— Directive —
Show each line of the data below that has the string "ẹIEÄN" in it.
⟨
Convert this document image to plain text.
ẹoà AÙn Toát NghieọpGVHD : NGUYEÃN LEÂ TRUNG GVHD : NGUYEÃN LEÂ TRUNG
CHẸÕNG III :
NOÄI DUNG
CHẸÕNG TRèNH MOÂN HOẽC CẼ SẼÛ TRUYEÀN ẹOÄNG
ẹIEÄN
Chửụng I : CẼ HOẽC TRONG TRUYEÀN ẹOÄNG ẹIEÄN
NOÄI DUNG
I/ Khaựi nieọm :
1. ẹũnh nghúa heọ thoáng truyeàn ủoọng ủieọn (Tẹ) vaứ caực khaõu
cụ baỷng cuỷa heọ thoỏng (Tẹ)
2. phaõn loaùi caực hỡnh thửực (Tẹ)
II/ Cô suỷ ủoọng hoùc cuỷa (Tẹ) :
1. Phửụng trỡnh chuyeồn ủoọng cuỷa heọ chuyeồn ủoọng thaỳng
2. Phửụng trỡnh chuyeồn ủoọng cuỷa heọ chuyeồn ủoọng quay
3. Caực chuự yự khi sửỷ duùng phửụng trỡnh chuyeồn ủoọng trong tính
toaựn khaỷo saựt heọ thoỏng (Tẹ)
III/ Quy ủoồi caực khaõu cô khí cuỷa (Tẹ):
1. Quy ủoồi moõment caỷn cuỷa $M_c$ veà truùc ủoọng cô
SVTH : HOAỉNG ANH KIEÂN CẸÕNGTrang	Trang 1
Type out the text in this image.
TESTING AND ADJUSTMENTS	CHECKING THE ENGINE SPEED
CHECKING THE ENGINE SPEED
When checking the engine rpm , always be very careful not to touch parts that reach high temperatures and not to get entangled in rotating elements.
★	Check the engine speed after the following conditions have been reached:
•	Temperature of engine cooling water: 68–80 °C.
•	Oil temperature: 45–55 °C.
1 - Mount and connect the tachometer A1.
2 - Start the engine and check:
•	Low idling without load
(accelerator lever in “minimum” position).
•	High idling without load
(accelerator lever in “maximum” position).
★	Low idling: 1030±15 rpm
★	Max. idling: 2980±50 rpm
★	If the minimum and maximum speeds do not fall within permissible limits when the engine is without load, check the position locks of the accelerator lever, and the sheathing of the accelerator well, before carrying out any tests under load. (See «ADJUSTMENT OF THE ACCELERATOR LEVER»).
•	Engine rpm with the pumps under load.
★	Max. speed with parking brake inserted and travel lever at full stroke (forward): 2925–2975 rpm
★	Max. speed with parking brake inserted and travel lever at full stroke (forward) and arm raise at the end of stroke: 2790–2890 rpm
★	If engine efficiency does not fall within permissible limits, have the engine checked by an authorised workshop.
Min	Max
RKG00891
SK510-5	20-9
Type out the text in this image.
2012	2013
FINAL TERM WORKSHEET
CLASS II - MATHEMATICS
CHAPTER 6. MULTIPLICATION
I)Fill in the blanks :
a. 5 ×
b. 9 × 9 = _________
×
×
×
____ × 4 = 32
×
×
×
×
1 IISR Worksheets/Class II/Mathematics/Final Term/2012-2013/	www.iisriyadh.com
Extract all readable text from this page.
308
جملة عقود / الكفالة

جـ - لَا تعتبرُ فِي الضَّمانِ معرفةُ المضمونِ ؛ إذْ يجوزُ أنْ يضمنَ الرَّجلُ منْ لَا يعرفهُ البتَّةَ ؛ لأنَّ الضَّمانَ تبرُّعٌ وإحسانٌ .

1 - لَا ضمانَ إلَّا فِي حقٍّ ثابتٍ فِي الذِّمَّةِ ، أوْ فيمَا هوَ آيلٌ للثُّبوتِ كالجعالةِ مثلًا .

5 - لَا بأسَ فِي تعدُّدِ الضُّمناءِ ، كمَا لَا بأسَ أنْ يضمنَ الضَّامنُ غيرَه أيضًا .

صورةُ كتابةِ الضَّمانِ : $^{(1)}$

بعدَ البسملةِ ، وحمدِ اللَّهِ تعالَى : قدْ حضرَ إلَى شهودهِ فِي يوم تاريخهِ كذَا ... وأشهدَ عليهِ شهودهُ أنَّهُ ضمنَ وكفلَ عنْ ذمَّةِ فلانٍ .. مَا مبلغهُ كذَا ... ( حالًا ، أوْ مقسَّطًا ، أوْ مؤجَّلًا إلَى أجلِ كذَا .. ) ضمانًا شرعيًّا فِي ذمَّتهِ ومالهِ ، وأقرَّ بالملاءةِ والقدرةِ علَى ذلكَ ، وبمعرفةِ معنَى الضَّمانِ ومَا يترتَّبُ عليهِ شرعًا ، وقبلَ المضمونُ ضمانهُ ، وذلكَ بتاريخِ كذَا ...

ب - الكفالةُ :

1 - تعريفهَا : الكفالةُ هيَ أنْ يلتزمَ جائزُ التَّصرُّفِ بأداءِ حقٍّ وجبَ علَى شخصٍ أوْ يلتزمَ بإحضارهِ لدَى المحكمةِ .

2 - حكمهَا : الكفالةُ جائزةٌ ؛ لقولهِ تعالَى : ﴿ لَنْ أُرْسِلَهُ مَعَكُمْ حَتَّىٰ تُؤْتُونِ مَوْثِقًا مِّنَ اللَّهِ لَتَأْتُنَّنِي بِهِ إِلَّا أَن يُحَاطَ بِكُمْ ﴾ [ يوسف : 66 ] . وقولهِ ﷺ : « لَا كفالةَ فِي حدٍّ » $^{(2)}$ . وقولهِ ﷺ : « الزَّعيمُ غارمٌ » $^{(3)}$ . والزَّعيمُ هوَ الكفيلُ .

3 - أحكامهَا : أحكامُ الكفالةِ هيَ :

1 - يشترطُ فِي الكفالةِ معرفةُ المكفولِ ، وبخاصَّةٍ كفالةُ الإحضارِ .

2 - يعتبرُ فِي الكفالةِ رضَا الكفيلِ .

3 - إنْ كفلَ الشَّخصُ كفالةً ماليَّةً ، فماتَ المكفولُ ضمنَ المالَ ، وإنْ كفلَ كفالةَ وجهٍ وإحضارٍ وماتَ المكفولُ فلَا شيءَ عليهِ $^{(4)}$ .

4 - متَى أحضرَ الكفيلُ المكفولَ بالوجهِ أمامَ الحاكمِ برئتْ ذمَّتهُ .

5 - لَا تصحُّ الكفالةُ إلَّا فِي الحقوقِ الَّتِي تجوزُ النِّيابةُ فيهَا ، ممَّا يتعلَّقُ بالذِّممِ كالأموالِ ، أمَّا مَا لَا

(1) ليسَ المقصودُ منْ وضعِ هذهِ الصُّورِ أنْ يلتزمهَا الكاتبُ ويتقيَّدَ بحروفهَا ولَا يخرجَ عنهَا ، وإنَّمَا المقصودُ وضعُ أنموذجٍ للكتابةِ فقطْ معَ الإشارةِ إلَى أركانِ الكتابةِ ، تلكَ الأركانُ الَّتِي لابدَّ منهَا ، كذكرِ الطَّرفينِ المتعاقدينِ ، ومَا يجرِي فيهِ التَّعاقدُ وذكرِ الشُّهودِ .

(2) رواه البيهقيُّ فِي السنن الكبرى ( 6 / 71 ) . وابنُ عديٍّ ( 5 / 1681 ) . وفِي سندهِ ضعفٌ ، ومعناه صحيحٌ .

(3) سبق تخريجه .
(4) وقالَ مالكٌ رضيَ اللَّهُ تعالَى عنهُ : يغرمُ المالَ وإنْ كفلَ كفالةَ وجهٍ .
⟩
— Response —
ẹIEÄN
Chửụng I : CẼ HOẽC TRONG TRUYEÀN ẹOÄNG ẹIEÄN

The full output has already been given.